### Extrait de page:

============

Les monnaies locales, une réponse à la crise ?
publié le 08 août 2012 à 13:05
Par Sophie Bartczak
Créer de la monnaie n'est pas seulement un privilège réservé aux banques.
Environ 4 000 communes dans le monde ont franchi le pas avec succès.
"Muse" d'Angers, "Luciole" d'Ardèche, "Bogue" d'Aubenas... Ces noms poétiques fleurissent aux quatre coins de la France sur de nouveaux billets fraîchement créés par les citoyens eux-mêmes. Et les Français semblent bien décidés à rattraper leur retard : près de trente monnaies locales circulent aujourd'hui sur le territoire, alors qu'elles n'existaient pas il y a seulement trois ans. Dans le reste du monde, on constate le même phénomène : en Allemagne, une soixantaine de communes vivent aux rythmes des monnaies locales ; au Brésil, grâce aux "palmas", certains habitants des favelas font désormais leurs courses dans leur quartier, favorisant l'emploi local et le pouvoir d'achat ; à Ithaca, une petite ville dans l'État de New York, "l'Ithaca Hours" sévit depuis presque 20 ans auprès de 1 500 boutiques et entreprises, brassant l'équivalent de 2 millions de dollars en vase clos. Au total, dans le monde, une cinquantaine de pays y auraient recours.
Stabilité économique
Le phénomène n'est pas tout à fait nouveau... Au Moyen Âge, les monnaies locales étaient courantes : un évêque, un seigneur ou même une ville pouvaient alors "battre monnaie". Plus récemment, à partir de la crise de 1929, elles sont réapparues en Allemagne, en Autriche, et même en France à Lignières-en-Berry, avec un certain succès puisqu'elles permirent la relance de l'économie locale et une diminution du chômage. Inquiètes face à leur succès, les banques firent pression sur les États pour les interdire ! Toutes sauf une : le WIR. Depuis 1934, elle est la monnaie suisse locale échangée par 60 000 entreprises, soit près de 20 % de l'économie du pays ! D'après Bernard Lietaer, ex-directeur de la Banque centrale de Belgique, cette exception suisse de double monnaie participe à la stabilité et à la robustesse économique du pays. En cas de crise, les entreprises échangent plus de WIR et sont moins affectées par les diminutions des crédits.

============

### Vos tâches:
1. Reformulez sous forme de liste le paragraphe de l'article qui commence par « Le phénomène n'est pas tout à fait nouveau », en conservant ses faits principaux.
2. Modifiez le passage de l'article allant de « publié le 08 » jusqu'à « pas avec succès. » inclus, en remplaçant « communes » par « villes ».
Les enregistrements qui suivent proviennent d'une autre source.

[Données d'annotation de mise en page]
============

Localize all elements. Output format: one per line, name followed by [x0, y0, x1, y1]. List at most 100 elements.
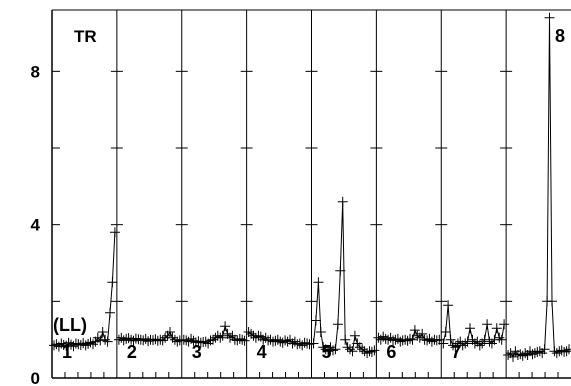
- y-tick-label: 0: [31, 369, 40, 386]
- data-point: [564, 344, 571, 355]
- data-point: [172, 336, 183, 347]
- data-point: [347, 346, 358, 357]
- data-point: [424, 333, 435, 344]
- series-line: [442, 305, 505, 349]
- data-point: [561, 346, 571, 357]
- data-point: [109, 227, 120, 238]
- data-point: [289, 336, 300, 347]
- data-point: [409, 325, 420, 336]
- data-point: [118, 335, 129, 346]
- data-point: [532, 346, 543, 357]
- data-point: [527, 349, 538, 360]
- data-point: [440, 327, 451, 337]
- data-point: [482, 319, 493, 330]
- data-point: [217, 330, 228, 341]
- data-point: [234, 333, 245, 344]
- data-point: [304, 339, 315, 350]
- data-point: [68, 341, 79, 352]
- data-point: [121, 333, 132, 344]
- data-point: [395, 336, 406, 347]
- data-point: [140, 333, 151, 344]
- data-point: [491, 323, 502, 334]
- data-point: [479, 334, 490, 345]
- data-point: [215, 332, 226, 343]
- data-point: [49, 340, 59, 351]
- data-point: [277, 337, 288, 348]
- data-point: [332, 319, 343, 330]
- data-point: [407, 334, 418, 345]
- panel-label: 8: [555, 26, 565, 46]
- data-point: [78, 338, 89, 349]
- data-point: [220, 321, 231, 332]
- data-point: [448, 340, 458, 351]
- panel-label: 3: [192, 342, 202, 362]
- data-point: [426, 336, 437, 347]
- data-point: [253, 330, 264, 341]
- data-point: [362, 348, 373, 359]
- data-point: [390, 334, 401, 345]
- data-point: [539, 344, 550, 355]
- data-point: [465, 323, 475, 334]
- data-point: [297, 340, 308, 351]
- data-point: [412, 330, 423, 341]
- series-layer: [49, 12, 571, 362]
- data-point: [313, 277, 324, 288]
- data-point: [462, 336, 473, 347]
- data-point: [328, 345, 338, 356]
- data-point: [337, 196, 348, 207]
- data-point: [520, 348, 531, 359]
- data-point: [299, 337, 310, 348]
- data-point: [422, 335, 433, 346]
- data-point: [474, 340, 485, 351]
- data-point: [335, 265, 346, 276]
- data-point: [227, 330, 238, 341]
- data-point: [385, 332, 396, 343]
- data-point: [308, 338, 319, 349]
- panel-label: 7: [451, 342, 461, 362]
- data-point: [143, 336, 154, 347]
- data-point: [392, 333, 403, 344]
- data-point: [113, 334, 124, 345]
- data-point: [169, 334, 180, 345]
- data-point: [494, 332, 505, 343]
- data-point: [499, 319, 510, 330]
- data-point: [340, 334, 351, 345]
- data-point: [556, 345, 567, 356]
- data-point: [95, 335, 106, 346]
- data-point: [88, 339, 98, 350]
- data-point: [417, 328, 428, 339]
- data-point: [438, 338, 449, 349]
- panel-label: 2: [127, 342, 137, 362]
- plot-frame: [51, 9, 571, 379]
- data-point: [496, 334, 507, 345]
- data-point: [443, 300, 454, 311]
- data-point: [270, 335, 281, 346]
- data-point: [205, 335, 216, 346]
- data-point: [515, 349, 526, 360]
- data-point: [73, 339, 84, 350]
- series-marker-label: (LL): [53, 315, 87, 335]
- data-point: [517, 350, 528, 361]
- data-point: [330, 344, 341, 355]
- data-point: [320, 344, 331, 355]
- data-point: [369, 345, 380, 356]
- data-point: [292, 339, 303, 350]
- data-point: [431, 335, 442, 346]
- data-point: [200, 336, 211, 347]
- data-point: [195, 337, 206, 348]
- data-point: [349, 330, 360, 341]
- data-point: [157, 335, 168, 346]
- data-point: [51, 339, 62, 350]
- data-point: [280, 335, 291, 346]
- data-point: [165, 327, 175, 337]
- y-axis-labels: 0 4 8: [31, 62, 41, 386]
- tick-marks: [52, 70, 559, 378]
- data-point: [246, 328, 257, 339]
- series-line: [507, 17, 570, 358]
- data-point: [445, 334, 456, 345]
- data-point: [107, 277, 118, 288]
- data-point: [342, 342, 353, 353]
- data-point: [92, 332, 103, 343]
- data-point: [388, 335, 398, 346]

============

### Résultats par tâche:
1.
- Au Moyen Âge, les monnaies locales étaient courantes : un évêque, un seigneur ou une ville pouvait battre monnaie.
- À partir de la crise de 1929, elles sont réapparues en Allemagne, en Autriche et en France, à Lignières-en-Berry. Elles y ont relancé l'économie locale et réduit le chômage.
- Inquiètes de ce succès, les banques ont poussé les États à les interdire. Seul le WIR y a échappé.
- Depuis 1934, le WIR est la monnaie locale suisse. Il est échangé par 60 000 entreprises, soit près de 20 % de l'économie du pays.
- Selon Bernard Lietaer, ex-directeur de la Banque centrale de Belgique, cette double monnaie contribue à la stabilité et à la robustesse économique de la Suisse. En cas de crise, les entreprises échangent davantage de WIR et souffrent moins de la baisse des crédits.

2.
publié le 08 août 2012 à 13:05
Par Sophie Bartczak
Créer de la monnaie n'est pas seulement un privilège réservé aux banques.
Environ 4 000 villes dans le monde ont franchi le pas avec succès.